## Given entries
━━━━━━━━

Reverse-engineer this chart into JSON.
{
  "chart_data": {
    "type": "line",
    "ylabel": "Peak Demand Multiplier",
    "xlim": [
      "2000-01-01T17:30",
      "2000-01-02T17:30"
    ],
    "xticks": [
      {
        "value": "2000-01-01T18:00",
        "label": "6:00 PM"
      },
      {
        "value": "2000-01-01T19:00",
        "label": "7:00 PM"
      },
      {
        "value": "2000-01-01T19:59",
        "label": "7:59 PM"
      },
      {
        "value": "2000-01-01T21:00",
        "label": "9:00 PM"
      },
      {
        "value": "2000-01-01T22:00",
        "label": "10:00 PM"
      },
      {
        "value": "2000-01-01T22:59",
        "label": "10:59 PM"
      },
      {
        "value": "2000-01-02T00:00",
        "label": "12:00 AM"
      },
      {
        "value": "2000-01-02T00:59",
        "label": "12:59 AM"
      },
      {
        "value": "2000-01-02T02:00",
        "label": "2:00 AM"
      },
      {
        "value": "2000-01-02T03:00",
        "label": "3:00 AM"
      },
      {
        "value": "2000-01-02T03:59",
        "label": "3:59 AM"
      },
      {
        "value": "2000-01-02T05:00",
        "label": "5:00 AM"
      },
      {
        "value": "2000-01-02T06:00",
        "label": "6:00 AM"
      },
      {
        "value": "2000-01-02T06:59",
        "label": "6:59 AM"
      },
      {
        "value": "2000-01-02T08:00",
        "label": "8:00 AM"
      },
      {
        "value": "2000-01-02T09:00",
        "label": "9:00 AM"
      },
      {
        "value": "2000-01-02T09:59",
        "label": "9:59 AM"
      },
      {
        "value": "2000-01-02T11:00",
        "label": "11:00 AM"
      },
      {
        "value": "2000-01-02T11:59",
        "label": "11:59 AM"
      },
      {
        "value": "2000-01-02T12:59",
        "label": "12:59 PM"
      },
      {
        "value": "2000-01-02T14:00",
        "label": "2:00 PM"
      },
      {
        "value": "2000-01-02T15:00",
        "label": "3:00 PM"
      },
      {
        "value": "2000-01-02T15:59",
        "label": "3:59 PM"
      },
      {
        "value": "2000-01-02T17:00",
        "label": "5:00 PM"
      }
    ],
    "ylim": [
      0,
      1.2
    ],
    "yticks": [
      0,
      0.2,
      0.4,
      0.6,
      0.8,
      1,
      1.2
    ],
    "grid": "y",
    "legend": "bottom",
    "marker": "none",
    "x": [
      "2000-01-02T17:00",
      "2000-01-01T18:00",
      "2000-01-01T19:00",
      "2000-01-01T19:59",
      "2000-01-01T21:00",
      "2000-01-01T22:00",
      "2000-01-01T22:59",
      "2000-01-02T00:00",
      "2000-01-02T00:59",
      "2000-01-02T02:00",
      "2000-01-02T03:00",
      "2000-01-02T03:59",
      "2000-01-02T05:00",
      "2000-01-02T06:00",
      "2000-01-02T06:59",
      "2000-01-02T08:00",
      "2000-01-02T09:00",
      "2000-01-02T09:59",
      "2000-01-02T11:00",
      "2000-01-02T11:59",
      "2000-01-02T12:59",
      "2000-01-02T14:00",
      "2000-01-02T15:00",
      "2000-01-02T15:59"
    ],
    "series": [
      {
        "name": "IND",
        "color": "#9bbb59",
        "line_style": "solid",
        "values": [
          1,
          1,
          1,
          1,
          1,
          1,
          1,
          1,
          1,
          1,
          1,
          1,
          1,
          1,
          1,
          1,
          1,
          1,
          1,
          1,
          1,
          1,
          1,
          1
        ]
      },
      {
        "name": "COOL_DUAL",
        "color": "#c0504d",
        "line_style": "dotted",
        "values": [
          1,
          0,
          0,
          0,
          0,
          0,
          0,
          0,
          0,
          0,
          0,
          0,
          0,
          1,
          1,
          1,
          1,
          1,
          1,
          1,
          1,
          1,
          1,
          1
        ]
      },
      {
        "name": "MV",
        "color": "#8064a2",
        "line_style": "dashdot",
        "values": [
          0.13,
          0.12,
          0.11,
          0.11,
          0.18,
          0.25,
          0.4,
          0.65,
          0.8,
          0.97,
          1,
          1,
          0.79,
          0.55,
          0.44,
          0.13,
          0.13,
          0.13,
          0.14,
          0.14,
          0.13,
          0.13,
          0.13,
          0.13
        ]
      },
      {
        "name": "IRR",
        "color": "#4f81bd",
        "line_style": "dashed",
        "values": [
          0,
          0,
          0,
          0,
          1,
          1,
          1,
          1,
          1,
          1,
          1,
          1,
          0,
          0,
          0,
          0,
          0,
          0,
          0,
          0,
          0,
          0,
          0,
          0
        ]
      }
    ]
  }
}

━━━━━━━━

## Written task
Repeat the data precisely, reproducing every entry.

## Answer for this exercise
Reverse-engineer this chart into JSON.
{
  "chart_data": {
    "type": "line",
    "ylabel": "Peak Demand Multiplier",
    "xlim": [
      "2000-01-01T17:30",
      "2000-01-02T17:30"
    ],
    "xticks": [
      {
        "value": "2000-01-01T18:00",
        "label": "6:00 PM"
      },
      {
        "value": "2000-01-01T19:00",
        "label": "7:00 PM"
      },
      {
        "value": "2000-01-01T19:59",
        "label": "7:59 PM"
      },
      {
        "value": "2000-01-01T21:00",
        "label": "9:00 PM"
      },
      {
        "value": "2000-01-01T22:00",
        "label": "10:00 PM"
      },
      {
        "value": "2000-01-01T22:59",
        "label": "10:59 PM"
      },
      {
        "value": "2000-01-02T00:00",
        "label": "12:00 AM"
      },
      {
        "value": "2000-01-02T00:59",
        "label": "12:59 AM"
      },
      {
        "value": "2000-01-02T02:00",
        "label": "2:00 AM"
      },
      {
        "value": "2000-01-02T03:00",
        "label": "3:00 AM"
      },
      {
        "value": "2000-01-02T03:59",
        "label": "3:59 AM"
      },
      {
        "value": "2000-01-02T05:00",
        "label": "5:00 AM"
      },
      {
        "value": "2000-01-02T06:00",
        "label": "6:00 AM"
      },
      {
        "value": "2000-01-02T06:59",
        "label": "6:59 AM"
      },
      {
        "value": "2000-01-02T08:00",
        "label": "8:00 AM"
      },
      {
        "value": "2000-01-02T09:00",
        "label": "9:00 AM"
      },
      {
        "value": "2000-01-02T09:59",
        "label": "9:59 AM"
      },
      {
        "value": "2000-01-02T11:00",
        "label": "11:00 AM"
      },
      {
        "value": "2000-01-02T11:59",
        "label": "11:59 AM"
      },
      {
        "value": "2000-01-02T12:59",
        "label": "12:59 PM"
      },
      {
        "value": "2000-01-02T14:00",
        "label": "2:00 PM"
      },
      {
        "value": "2000-01-02T15:00",
        "label": "3:00 PM"
      },
      {
        "value": "2000-01-02T15:59",
        "label": "3:59 PM"
      },
      {
        "value": "2000-01-02T17:00",
        "label": "5:00 PM"
      }
    ],
    "ylim": [
      0,
      1.2
    ],
    "yticks": [
      0,
      0.2,
      0.4,
      0.6,
      0.8,
      1,
      1.2
    ],
    "grid": "y",
    "legend": "bottom",
    "marker": "none",
    "x": [
      "2000-01-02T17:00",
      "2000-01-01T18:00",
      "2000-01-01T19:00",
      "2000-01-01T19:59",
      "2000-01-01T21:00",
      "2000-01-01T22:00",
      "2000-01-01T22:59",
      "2000-01-02T00:00",
      "2000-01-02T00:59",
      "2000-01-02T02:00",
      "2000-01-02T03:00",
      "2000-01-02T03:59",
      "2000-01-02T05:00",
      "2000-01-02T06:00",
      "2000-01-02T06:59",
      "2000-01-02T08:00",
      "2000-01-02T09:00",
      "2000-01-02T09:59",
      "2000-01-02T11:00",
      "2000-01-02T11:59",
      "2000-01-02T12:59",
      "2000-01-02T14:00",
      "2000-01-02T15:00",
      "2000-01-02T15:59"
    ],
    "series": [
      {
        "name": "IND",
        "color": "#9bbb59",
        "line_style": "solid",
        "values": [
          1,
          1,
          1,
          1,
          1,
          1,
          1,
          1,
          1,
          1,
          1,
          1,
          1,
          1,
          1,
          1,
          1,
          1,
          1,
          1,
          1,
          1,
          1,
          1
        ]
      },
      {
        "name": "COOL_DUAL",
        "color": "#c0504d",
        "line_style": "dotted",
        "values": [
          1,
          0,
          0,
          0,
          0,
          0,
          0,
          0,
          0,
          0,
          0,
          0,
          0,
          1,
          1,
          1,
          1,
          1,
          1,
          1,
          1,
          1,
          1,
          1
        ]
      },
      {
        "name": "MV",
        "color": "#8064a2",
        "line_style": "dashdot",
        "values": [
          0.13,
          0.12,
          0.11,
          0.11,
          0.18,
          0.25,
          0.4,
          0.65,
          0.8,
          0.97,
          1,
          1,
          0.79,
          0.55,
          0.44,
          0.13,
          0.13,
          0.13,
          0.14,
          0.14,
          0.13,
          0.13,
          0.13,
          0.13
        ]
      },
      {
        "name": "IRR",
        "color": "#4f81bd",
        "line_style": "dashed",
        "values": [
          0,
          0,
          0,
          0,
          1,
          1,
          1,
          1,
          1,
          1,
          1,
          1,
          0,
          0,
          0,
          0,
          0,
          0,
          0,
          0,
          0,
          0,
          0,
          0
        ]
      }
    ]
  }
}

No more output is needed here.